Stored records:
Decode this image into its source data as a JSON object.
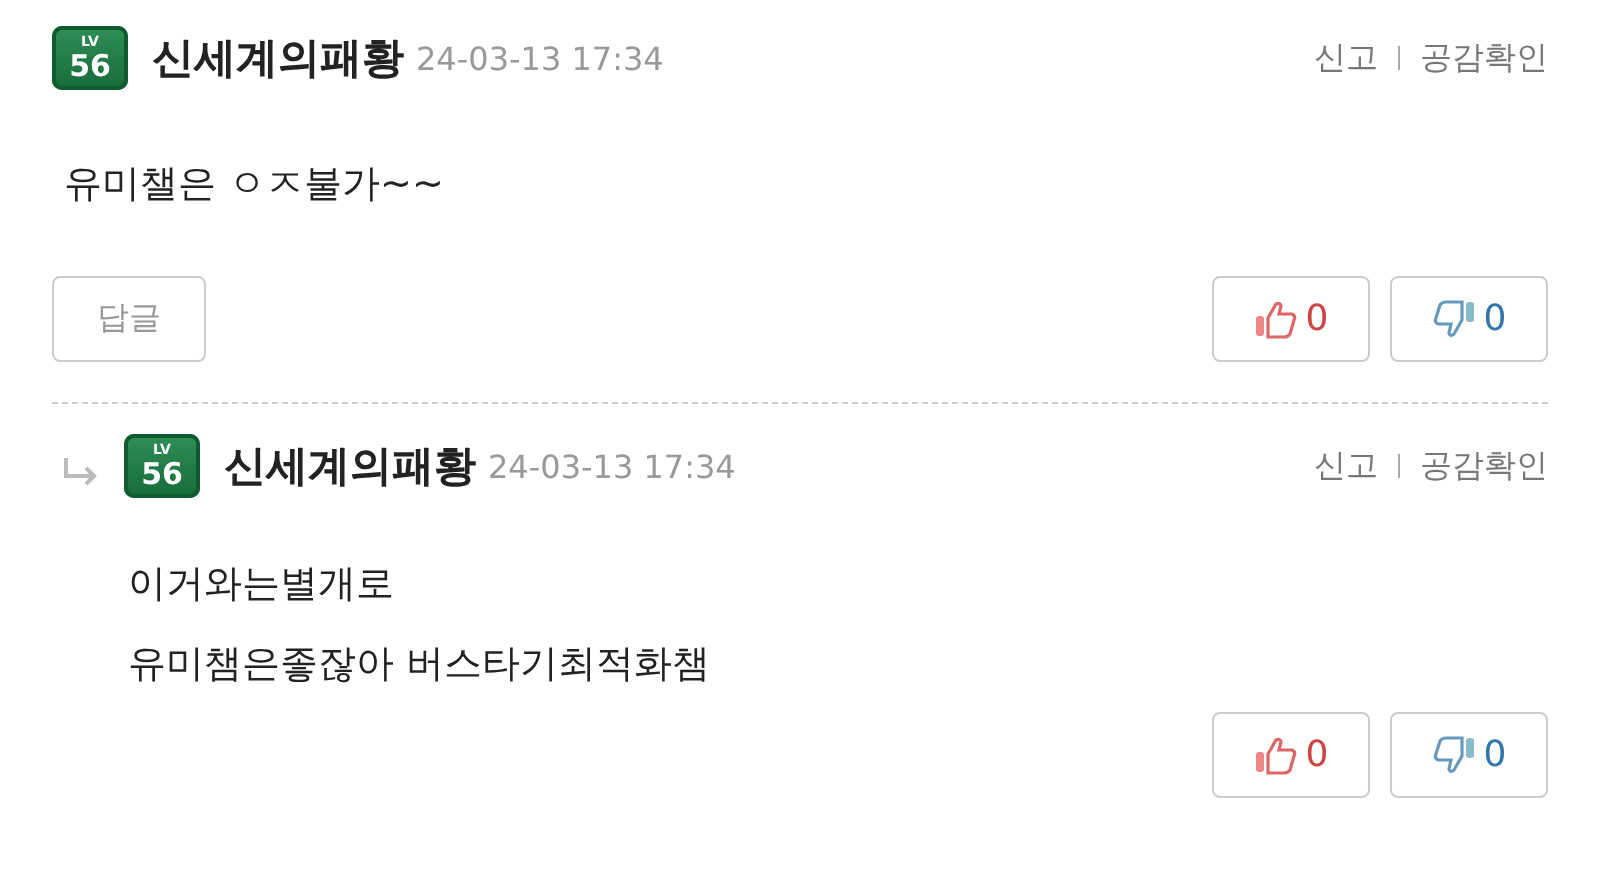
{
  "comments": [
    {
      "kind": "comment",
      "level_label": "LV",
      "level": "56",
      "author": "신세계의패황",
      "date": "24-03-13 17:34",
      "report": "신고",
      "likes_check": "공감확인",
      "body": [
        "유미챌은 ㅇㅈ불가~~"
      ],
      "reply_button": "답글",
      "up": "0",
      "down": "0"
    },
    {
      "kind": "reply",
      "level_label": "LV",
      "level": "56",
      "author": "신세계의패황",
      "date": "24-03-13 17:34",
      "report": "신고",
      "likes_check": "공감확인",
      "body": [
        "이거와는별개로",
        "유미챔은좋잖아 버스타기최적화챔"
      ],
      "up": "0",
      "down": "0"
    }
  ]
}
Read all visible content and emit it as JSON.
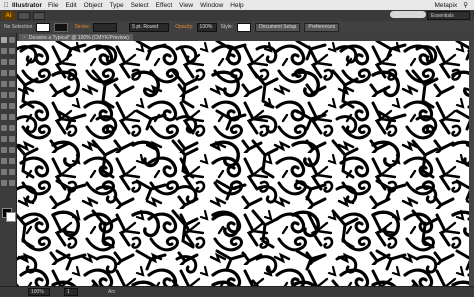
{
  "menubar": {
    "apple": "",
    "app_name": "Illustrator",
    "items": [
      "File",
      "Edit",
      "Object",
      "Type",
      "Select",
      "Effect",
      "View",
      "Window",
      "Help"
    ],
    "user": "Metapix"
  },
  "app_bar": {
    "logo": "Ai",
    "workspace": "Essentials"
  },
  "control_bar": {
    "selection_label": "No Selection",
    "stroke_label": "Stroke:",
    "stroke_value": "",
    "brush_value": "5 pt. Round",
    "opacity_label": "Opacity:",
    "opacity_value": "100%",
    "style_label": "Style:",
    "doc_setup_label": "Document Setup",
    "preferences_label": "Preferences"
  },
  "document": {
    "tab_title": "Dessine a Typical* @ 100% (CMYK/Preview)"
  },
  "status": {
    "zoom": "100%",
    "page": "1",
    "tool": "Arc"
  },
  "colors": {
    "fill": "#000000",
    "stroke": "#ffffff",
    "accent": "#e88a2a"
  }
}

> [WHAT TO DO]: Write out the entries above verbatim; the pictures do not belong in your copy.

> [RESPONSE TO THIS TASK]:
Decode this image into its source data as a JSON object.
{
  "comments": [
    {
      "kind": "comment",
      "level_label": "LV",
      "level": "56",
      "author": "신세계의패황",
      "date": "24-03-13 17:34",
      "report": "신고",
      "likes_check": "공감확인",
      "body": [
        "유미챌은 ㅇㅈ불가~~"
      ],
      "reply_button": "답글",
      "up": "0",
      "down": "0"
    },
    {
      "kind": "reply",
      "level_label": "LV",
      "level": "56",
      "author": "신세계의패황",
      "date": "24-03-13 17:34",
      "report": "신고",
      "likes_check": "공감확인",
      "body": [
        "이거와는별개로",
        "유미챔은좋잖아 버스타기최적화챔"
      ],
      "up": "0",
      "down": "0"
    }
  ]
}
Read all visible content and emit it as JSON.
{
  "menubar": {
    "apple": "",
    "app_name": "Illustrator",
    "items": [
      "File",
      "Edit",
      "Object",
      "Type",
      "Select",
      "Effect",
      "View",
      "Window",
      "Help"
    ],
    "user": "Metapix"
  },
  "app_bar": {
    "logo": "Ai",
    "workspace": "Essentials"
  },
  "control_bar": {
    "selection_label": "No Selection",
    "stroke_label": "Stroke:",
    "stroke_value": "",
    "brush_value": "5 pt. Round",
    "opacity_label": "Opacity:",
    "opacity_value": "100%",
    "style_label": "Style:",
    "doc_setup_label": "Document Setup",
    "preferences_label": "Preferences"
  },
  "document": {
    "tab_title": "Dessine a Typical* @ 100% (CMYK/Preview)"
  },
  "status": {
    "zoom": "100%",
    "page": "1",
    "tool": "Arc"
  },
  "colors": {
    "fill": "#000000",
    "stroke": "#ffffff",
    "accent": "#e88a2a"
  }
}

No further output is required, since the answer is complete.